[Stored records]
•••

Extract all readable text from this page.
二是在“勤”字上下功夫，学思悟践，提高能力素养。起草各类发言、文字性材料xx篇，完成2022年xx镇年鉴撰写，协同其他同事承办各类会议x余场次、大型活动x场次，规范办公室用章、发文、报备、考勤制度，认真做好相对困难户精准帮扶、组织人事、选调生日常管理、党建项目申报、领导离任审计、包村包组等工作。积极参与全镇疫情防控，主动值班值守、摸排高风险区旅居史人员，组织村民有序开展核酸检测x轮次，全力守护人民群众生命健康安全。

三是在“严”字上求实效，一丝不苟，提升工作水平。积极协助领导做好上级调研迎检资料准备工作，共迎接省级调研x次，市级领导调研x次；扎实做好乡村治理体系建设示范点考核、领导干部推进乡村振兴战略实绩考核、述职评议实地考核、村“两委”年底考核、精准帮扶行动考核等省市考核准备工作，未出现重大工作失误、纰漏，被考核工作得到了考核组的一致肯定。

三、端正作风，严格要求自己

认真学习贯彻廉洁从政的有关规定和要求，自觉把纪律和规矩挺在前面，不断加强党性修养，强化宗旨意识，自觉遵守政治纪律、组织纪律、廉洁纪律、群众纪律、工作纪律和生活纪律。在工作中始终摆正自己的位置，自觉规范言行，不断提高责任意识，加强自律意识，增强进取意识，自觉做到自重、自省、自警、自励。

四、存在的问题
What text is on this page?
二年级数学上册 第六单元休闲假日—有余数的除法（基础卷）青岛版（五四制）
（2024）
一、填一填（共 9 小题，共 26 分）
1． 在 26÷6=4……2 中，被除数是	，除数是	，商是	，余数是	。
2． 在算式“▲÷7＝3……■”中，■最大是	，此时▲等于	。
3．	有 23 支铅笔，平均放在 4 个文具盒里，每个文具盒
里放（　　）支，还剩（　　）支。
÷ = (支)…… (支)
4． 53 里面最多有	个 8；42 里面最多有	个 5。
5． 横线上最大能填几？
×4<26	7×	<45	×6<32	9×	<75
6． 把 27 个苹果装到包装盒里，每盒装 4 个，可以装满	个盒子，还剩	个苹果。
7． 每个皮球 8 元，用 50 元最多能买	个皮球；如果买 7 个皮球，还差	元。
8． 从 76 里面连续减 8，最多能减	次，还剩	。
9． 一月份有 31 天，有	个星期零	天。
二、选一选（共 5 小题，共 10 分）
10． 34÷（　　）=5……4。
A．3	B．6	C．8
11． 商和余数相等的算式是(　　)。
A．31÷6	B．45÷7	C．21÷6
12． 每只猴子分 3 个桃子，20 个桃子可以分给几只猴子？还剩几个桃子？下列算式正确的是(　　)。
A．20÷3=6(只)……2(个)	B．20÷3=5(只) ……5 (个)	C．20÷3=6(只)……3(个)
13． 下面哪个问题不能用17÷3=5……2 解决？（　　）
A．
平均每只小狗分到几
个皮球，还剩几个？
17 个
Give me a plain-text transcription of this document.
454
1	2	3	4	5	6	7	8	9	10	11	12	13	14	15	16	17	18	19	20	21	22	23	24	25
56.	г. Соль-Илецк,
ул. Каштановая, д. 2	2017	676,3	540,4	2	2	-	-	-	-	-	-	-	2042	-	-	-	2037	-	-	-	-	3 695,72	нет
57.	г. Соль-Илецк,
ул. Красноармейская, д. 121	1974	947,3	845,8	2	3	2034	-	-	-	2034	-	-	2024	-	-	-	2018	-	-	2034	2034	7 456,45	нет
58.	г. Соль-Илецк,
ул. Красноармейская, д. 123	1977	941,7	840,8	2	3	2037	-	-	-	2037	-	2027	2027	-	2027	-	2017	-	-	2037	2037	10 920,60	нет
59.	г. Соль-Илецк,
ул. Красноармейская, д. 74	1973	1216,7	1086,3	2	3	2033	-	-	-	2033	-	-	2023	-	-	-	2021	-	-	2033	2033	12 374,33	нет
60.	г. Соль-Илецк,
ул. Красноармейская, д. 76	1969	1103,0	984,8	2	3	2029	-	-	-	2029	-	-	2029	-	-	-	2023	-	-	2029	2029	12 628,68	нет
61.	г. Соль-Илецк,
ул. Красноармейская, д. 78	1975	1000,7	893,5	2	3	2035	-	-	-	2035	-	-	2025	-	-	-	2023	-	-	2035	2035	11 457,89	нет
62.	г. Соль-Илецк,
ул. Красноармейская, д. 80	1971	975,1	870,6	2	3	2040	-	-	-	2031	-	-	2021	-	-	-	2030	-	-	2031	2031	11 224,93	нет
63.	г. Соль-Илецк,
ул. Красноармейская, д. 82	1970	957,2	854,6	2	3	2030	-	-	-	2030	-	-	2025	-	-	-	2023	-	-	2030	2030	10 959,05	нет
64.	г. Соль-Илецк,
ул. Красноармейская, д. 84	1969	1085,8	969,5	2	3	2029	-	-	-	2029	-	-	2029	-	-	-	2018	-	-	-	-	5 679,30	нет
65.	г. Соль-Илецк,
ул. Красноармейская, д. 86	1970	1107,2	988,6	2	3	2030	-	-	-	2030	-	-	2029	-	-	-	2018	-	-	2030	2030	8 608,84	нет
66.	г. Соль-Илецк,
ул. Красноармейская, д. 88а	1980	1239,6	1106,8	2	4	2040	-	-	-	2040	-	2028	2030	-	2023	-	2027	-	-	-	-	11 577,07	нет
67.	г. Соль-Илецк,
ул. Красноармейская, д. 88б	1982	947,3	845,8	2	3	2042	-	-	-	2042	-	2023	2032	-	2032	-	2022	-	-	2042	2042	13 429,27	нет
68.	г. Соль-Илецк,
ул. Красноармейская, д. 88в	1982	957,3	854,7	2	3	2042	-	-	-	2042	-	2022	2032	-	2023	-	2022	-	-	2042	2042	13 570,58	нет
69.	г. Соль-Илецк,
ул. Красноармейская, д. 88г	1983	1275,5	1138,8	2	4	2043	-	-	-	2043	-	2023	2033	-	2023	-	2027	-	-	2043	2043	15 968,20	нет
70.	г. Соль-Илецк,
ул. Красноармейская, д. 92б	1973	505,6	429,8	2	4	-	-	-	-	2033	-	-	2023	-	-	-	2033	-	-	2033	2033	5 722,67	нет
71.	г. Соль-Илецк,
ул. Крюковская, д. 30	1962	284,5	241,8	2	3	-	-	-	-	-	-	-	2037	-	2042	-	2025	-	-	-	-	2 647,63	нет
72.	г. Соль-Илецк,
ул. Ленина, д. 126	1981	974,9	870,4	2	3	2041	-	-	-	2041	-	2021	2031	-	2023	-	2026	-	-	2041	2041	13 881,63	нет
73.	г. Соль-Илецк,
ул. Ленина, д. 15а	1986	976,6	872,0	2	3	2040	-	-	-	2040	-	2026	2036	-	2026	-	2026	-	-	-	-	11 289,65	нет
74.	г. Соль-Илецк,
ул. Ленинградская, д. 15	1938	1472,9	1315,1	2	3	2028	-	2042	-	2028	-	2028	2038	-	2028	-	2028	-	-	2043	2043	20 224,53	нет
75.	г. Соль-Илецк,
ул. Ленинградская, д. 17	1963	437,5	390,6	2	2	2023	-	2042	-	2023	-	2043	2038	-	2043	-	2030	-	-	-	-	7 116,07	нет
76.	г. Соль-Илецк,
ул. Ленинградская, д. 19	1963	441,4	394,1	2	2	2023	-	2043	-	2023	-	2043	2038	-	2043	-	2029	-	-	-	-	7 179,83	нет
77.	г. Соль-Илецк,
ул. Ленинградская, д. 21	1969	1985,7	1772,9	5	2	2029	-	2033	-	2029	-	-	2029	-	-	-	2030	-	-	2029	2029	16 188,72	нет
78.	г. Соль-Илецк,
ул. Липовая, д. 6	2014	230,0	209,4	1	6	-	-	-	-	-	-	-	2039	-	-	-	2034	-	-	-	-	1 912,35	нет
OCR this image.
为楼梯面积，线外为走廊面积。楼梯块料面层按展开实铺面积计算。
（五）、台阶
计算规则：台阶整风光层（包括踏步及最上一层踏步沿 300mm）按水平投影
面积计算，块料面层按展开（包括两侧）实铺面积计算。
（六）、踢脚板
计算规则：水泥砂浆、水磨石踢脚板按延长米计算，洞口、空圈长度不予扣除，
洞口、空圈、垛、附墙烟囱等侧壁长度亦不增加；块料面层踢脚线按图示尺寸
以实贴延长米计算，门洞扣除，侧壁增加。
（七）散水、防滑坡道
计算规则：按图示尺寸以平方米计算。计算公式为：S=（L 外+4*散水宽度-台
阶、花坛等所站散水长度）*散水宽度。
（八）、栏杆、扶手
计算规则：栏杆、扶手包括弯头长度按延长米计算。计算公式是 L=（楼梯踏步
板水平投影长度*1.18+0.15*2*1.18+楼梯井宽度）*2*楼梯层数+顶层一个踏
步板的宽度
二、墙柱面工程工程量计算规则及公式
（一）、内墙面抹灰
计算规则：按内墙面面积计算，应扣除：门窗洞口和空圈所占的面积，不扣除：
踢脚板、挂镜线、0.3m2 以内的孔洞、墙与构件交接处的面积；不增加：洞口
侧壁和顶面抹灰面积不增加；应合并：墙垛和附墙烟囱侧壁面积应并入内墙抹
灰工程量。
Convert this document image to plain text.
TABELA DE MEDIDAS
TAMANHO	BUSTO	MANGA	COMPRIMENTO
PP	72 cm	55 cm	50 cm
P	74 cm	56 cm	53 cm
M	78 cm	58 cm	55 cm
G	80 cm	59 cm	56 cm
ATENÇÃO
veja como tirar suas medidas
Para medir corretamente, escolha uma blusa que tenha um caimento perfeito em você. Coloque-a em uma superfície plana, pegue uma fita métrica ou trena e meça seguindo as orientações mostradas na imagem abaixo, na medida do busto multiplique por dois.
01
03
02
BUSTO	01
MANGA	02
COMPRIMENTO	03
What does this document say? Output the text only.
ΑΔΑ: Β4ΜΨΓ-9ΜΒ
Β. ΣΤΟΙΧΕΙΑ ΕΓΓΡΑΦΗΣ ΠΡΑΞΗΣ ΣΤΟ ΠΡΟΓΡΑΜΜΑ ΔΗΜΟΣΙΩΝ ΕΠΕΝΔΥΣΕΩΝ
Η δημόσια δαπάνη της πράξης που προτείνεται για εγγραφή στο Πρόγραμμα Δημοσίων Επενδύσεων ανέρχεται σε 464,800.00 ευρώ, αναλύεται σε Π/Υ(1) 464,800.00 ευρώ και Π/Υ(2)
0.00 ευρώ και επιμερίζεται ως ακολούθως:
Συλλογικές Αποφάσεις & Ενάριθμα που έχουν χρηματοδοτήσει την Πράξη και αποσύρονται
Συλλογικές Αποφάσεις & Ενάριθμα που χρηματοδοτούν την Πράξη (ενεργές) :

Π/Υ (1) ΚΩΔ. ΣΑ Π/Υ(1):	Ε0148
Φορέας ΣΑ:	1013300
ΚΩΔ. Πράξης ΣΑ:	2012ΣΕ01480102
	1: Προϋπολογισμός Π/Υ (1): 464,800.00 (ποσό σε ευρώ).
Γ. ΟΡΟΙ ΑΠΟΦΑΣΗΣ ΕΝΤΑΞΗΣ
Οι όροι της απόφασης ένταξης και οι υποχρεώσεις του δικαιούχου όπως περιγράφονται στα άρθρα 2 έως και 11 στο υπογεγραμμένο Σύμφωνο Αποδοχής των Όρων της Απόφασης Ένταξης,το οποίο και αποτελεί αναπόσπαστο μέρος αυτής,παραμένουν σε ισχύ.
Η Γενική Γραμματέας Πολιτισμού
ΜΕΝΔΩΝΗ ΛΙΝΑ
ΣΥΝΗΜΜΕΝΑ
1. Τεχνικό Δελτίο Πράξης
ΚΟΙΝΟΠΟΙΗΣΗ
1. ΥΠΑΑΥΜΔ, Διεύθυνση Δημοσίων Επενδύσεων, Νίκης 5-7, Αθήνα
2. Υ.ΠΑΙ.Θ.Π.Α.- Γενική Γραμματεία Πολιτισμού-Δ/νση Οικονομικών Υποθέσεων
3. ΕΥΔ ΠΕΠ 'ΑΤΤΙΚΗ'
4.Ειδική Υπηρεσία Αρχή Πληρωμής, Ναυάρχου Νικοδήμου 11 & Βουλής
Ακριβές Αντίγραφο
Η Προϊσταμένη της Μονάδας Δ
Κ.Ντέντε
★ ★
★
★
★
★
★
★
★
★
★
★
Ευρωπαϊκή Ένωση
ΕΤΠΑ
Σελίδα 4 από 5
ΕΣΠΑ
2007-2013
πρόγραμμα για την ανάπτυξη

•••

> _PROBLEM DETAILS_
Only the number is wanted: how many lines in the data include the word "this"?

> _RESPONSE_
6